WHAT TO DO -
Your answer should be a single number: the count of lines containing the string "Consensus".

┏━━

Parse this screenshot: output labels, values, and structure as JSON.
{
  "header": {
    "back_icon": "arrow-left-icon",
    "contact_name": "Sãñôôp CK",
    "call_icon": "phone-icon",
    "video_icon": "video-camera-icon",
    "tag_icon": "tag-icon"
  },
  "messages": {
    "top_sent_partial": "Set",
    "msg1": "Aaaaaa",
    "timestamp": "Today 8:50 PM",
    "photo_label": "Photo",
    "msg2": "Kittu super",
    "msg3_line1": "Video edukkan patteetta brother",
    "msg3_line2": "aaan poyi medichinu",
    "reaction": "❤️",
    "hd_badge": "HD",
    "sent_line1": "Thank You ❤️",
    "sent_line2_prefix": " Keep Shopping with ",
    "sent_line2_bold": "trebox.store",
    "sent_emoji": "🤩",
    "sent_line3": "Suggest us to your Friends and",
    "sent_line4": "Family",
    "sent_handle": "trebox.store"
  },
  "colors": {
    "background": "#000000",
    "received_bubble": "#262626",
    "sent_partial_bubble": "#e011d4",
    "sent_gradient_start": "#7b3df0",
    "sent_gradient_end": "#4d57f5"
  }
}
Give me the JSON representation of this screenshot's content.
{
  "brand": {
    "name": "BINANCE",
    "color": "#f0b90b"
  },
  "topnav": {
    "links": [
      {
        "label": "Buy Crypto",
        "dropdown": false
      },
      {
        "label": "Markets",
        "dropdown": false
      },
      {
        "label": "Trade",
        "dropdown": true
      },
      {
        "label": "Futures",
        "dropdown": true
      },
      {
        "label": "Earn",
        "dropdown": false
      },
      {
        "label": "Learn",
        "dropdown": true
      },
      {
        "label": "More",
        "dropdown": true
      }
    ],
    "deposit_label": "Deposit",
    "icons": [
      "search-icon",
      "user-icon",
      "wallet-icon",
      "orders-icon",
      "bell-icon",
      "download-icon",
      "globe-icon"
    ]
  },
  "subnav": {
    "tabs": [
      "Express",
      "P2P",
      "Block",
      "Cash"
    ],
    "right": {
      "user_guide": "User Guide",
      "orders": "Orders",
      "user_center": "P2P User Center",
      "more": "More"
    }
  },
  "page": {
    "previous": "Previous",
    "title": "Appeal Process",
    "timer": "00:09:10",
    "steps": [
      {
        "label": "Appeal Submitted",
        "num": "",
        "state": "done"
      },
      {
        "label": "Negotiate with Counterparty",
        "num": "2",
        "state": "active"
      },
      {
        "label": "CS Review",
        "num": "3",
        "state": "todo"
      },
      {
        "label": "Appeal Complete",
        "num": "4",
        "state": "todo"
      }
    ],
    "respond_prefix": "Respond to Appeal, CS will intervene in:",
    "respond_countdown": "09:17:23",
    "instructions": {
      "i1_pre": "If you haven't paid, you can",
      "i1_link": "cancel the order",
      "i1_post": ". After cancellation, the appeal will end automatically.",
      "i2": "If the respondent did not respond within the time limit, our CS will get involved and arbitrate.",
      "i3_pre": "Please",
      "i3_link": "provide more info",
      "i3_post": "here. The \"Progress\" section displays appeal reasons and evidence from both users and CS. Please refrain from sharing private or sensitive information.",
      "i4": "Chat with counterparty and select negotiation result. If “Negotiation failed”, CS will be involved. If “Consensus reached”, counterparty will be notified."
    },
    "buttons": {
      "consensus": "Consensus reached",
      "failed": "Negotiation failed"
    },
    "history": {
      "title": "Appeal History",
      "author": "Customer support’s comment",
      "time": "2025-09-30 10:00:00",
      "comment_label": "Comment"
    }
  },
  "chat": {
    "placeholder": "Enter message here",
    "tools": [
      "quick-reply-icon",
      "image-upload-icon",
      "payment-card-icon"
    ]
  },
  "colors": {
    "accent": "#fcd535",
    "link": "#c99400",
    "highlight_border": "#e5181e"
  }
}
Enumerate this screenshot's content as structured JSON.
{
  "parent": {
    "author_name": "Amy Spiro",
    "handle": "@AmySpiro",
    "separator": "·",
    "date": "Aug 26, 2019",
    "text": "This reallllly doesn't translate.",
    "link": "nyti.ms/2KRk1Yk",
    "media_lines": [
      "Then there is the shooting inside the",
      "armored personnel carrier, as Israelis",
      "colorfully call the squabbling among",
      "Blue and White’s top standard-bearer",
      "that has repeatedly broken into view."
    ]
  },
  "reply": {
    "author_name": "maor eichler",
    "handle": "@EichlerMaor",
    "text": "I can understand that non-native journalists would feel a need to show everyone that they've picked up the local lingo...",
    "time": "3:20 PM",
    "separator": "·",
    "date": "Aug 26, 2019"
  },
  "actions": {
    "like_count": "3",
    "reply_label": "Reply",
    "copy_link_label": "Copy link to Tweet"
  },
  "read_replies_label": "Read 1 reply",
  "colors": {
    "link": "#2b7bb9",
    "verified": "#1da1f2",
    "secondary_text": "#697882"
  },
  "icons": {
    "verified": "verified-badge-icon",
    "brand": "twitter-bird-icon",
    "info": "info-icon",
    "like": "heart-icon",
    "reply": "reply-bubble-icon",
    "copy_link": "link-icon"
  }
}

┗━━

ANSWER TO THE TASK -
2